[Stored records]
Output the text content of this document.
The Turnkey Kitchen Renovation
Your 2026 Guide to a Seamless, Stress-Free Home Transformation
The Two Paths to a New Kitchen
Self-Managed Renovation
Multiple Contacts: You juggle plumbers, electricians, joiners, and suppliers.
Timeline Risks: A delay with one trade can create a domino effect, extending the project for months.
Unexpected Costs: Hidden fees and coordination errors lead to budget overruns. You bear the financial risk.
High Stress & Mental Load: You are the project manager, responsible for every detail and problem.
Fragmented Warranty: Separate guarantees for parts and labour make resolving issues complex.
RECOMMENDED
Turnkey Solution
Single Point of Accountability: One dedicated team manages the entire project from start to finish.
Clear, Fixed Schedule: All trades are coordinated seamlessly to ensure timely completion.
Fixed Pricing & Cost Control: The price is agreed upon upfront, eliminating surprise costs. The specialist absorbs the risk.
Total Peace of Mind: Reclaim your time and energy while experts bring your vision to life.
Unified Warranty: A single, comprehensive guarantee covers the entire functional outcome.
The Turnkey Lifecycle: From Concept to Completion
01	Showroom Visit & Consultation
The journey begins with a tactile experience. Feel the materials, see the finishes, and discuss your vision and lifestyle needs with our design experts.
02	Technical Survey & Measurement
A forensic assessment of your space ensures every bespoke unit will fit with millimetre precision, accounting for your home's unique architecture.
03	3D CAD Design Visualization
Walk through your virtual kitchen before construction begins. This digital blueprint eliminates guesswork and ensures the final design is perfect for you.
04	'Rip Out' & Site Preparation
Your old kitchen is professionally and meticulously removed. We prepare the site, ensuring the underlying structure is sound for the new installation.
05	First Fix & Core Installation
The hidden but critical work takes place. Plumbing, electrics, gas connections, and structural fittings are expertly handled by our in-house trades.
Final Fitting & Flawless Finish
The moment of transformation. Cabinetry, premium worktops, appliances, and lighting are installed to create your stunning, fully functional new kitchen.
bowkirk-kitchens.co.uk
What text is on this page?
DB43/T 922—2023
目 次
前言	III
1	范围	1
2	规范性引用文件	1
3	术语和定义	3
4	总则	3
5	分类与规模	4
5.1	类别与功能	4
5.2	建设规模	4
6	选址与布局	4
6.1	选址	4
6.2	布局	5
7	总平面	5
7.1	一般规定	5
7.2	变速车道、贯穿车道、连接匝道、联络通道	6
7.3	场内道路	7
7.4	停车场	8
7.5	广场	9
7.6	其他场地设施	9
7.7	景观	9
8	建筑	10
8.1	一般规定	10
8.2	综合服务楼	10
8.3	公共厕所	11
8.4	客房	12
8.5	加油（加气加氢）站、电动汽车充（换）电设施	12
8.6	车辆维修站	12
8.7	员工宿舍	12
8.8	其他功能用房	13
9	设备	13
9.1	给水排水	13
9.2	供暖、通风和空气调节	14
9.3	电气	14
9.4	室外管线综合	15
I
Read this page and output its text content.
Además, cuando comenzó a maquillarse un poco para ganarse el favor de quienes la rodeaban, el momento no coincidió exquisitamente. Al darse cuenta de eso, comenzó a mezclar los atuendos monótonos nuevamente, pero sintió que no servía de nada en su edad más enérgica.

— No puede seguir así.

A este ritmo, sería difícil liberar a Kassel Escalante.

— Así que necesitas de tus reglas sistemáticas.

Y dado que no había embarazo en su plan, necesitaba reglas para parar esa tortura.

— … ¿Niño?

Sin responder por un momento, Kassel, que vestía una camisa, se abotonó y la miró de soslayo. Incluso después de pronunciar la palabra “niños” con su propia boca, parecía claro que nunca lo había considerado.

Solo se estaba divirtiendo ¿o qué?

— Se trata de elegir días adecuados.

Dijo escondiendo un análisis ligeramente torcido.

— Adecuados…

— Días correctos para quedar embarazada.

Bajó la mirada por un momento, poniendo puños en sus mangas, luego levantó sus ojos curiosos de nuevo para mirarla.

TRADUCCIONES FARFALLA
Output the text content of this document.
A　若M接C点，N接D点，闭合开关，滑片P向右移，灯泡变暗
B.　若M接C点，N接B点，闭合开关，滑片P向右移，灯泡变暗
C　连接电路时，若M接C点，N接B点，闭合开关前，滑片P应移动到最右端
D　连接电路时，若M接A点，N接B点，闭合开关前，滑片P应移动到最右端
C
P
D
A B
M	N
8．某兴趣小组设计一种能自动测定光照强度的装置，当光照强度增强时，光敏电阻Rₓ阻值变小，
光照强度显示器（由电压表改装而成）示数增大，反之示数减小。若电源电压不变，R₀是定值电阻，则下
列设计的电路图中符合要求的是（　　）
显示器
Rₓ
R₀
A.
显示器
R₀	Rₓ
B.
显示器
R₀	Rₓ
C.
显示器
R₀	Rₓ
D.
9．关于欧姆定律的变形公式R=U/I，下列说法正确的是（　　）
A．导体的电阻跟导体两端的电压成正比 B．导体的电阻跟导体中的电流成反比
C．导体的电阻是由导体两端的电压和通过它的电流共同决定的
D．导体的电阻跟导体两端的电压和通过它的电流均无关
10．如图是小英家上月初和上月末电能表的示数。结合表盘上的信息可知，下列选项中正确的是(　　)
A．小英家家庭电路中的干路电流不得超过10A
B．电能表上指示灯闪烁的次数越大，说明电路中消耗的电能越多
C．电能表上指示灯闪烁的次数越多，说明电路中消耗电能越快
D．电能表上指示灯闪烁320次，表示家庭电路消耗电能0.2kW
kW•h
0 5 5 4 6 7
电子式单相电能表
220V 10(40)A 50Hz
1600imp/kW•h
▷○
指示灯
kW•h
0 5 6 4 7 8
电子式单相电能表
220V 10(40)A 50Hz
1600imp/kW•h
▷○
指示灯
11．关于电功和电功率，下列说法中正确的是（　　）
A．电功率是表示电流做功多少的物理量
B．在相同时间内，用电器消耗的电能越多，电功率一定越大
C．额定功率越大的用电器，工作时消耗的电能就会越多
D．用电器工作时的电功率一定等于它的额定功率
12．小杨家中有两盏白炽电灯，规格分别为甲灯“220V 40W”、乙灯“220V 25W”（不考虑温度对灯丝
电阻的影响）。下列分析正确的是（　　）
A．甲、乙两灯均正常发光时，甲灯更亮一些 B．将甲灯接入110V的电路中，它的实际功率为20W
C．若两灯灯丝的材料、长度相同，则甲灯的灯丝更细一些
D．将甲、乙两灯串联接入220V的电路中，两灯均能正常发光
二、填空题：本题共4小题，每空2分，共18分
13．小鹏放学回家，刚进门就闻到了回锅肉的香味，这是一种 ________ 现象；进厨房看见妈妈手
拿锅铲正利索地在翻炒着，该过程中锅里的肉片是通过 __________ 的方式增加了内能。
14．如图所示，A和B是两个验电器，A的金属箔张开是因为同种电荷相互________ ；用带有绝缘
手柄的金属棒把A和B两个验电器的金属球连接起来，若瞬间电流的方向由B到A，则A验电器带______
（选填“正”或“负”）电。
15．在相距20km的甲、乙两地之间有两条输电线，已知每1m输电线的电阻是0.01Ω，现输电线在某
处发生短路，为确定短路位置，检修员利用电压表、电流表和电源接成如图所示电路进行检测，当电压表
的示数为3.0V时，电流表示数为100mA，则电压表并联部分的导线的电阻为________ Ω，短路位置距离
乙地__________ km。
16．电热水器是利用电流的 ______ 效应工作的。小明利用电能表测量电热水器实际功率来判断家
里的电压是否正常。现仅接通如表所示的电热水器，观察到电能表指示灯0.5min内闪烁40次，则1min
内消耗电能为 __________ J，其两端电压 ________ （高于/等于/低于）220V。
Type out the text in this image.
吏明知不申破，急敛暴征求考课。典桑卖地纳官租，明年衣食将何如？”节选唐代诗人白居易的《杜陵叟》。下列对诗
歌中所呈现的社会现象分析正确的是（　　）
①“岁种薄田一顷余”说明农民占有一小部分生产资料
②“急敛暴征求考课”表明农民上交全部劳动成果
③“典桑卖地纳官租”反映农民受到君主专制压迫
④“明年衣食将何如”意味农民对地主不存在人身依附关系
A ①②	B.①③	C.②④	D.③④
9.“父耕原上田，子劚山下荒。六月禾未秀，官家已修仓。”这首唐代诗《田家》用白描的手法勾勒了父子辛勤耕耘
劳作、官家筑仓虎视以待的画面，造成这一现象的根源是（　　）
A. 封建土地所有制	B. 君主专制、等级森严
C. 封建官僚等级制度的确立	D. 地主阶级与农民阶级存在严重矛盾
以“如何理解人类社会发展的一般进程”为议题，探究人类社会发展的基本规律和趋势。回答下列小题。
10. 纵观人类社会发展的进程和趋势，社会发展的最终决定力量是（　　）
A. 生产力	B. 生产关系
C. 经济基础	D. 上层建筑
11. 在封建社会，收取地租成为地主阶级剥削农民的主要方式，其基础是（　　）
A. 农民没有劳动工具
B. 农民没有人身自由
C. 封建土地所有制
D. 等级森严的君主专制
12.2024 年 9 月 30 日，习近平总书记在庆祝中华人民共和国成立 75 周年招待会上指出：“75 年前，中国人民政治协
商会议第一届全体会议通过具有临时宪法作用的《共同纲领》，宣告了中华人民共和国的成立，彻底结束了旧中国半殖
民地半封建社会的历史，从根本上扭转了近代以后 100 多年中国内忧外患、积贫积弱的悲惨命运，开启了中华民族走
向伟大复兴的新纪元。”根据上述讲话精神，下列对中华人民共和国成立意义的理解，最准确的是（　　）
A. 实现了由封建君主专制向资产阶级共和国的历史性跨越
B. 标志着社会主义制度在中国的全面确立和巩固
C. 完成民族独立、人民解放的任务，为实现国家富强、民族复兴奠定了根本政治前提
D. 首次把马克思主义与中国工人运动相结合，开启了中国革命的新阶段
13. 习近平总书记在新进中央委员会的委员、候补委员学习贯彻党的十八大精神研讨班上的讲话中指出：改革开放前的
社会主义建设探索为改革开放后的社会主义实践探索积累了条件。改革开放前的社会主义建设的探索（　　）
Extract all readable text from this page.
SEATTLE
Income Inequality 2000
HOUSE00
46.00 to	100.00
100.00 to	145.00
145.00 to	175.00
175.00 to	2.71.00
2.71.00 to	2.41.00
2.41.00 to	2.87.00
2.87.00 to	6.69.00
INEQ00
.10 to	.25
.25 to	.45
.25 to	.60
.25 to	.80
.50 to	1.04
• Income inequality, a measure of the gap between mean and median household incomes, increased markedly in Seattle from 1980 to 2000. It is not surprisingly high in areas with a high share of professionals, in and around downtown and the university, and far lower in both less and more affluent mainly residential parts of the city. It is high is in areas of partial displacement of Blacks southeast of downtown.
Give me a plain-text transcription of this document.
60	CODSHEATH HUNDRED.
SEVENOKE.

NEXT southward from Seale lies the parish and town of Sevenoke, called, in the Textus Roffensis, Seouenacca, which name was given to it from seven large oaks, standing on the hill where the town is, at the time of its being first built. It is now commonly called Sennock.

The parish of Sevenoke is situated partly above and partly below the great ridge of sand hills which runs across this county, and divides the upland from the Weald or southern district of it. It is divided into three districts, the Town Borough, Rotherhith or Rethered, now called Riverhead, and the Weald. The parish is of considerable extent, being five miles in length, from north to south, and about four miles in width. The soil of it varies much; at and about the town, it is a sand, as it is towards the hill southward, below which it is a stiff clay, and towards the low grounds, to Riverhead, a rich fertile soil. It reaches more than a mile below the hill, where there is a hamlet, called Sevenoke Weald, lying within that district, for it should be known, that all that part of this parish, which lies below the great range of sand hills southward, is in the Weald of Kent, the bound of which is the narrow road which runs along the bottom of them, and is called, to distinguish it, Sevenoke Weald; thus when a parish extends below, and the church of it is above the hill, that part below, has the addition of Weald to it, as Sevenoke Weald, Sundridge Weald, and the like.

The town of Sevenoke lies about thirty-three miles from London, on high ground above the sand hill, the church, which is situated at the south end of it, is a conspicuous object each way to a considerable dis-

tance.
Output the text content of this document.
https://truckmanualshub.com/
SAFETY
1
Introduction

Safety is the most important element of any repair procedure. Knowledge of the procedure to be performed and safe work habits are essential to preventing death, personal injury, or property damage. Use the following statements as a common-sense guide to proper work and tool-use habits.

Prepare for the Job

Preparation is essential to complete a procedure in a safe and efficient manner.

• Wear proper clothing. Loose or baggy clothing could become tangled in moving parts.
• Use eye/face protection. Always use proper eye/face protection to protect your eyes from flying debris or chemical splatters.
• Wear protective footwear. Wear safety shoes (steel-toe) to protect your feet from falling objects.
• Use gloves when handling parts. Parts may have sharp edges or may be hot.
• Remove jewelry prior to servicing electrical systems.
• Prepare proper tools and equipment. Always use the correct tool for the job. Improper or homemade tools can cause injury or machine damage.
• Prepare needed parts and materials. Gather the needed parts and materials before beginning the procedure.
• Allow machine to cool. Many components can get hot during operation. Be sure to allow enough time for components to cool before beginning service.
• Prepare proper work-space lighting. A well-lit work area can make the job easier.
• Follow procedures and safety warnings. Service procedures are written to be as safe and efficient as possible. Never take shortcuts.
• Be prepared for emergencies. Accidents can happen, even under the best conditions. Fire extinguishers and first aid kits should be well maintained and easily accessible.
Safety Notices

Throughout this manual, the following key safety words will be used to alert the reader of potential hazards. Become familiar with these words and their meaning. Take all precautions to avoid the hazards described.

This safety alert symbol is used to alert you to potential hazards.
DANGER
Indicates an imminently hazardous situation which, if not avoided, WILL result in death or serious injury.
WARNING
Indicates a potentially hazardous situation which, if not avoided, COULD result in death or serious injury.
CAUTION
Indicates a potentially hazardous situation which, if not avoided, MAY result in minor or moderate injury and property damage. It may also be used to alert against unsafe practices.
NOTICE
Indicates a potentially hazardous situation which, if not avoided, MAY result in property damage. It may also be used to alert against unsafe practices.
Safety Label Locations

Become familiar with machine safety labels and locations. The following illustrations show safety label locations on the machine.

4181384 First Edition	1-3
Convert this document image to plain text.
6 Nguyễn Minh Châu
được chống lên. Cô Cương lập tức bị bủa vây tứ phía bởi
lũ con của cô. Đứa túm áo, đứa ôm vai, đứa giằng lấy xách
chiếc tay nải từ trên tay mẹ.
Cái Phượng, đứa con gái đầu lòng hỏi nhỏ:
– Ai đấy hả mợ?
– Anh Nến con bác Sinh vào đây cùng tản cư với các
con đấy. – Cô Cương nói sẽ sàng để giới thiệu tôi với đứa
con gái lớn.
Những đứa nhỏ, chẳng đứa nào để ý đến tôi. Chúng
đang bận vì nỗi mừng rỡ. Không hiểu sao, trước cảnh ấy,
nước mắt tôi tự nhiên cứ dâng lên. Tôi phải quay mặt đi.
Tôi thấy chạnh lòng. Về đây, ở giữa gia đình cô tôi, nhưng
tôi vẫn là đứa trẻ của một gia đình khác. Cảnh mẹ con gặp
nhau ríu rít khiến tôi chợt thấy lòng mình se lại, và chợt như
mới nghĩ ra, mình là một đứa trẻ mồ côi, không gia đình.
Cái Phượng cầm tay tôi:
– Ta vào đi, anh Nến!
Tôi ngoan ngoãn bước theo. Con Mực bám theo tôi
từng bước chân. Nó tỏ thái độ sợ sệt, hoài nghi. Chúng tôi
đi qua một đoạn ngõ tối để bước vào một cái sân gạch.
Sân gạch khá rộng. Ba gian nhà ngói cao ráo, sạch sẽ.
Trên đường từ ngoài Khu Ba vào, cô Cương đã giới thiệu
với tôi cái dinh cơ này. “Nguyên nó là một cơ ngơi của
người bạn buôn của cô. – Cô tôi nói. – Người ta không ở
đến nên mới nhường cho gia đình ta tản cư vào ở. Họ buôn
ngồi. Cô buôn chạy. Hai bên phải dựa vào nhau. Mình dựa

◆ Task details: Using the entries above, find all lines with "Stress". Copy them.

◆ Result of this exercise:
Your 2026 Guide to a Seamless, Stress-Free Home Transformation
High Stress & Mental Load: You are the project manager, responsible for every detail and problem.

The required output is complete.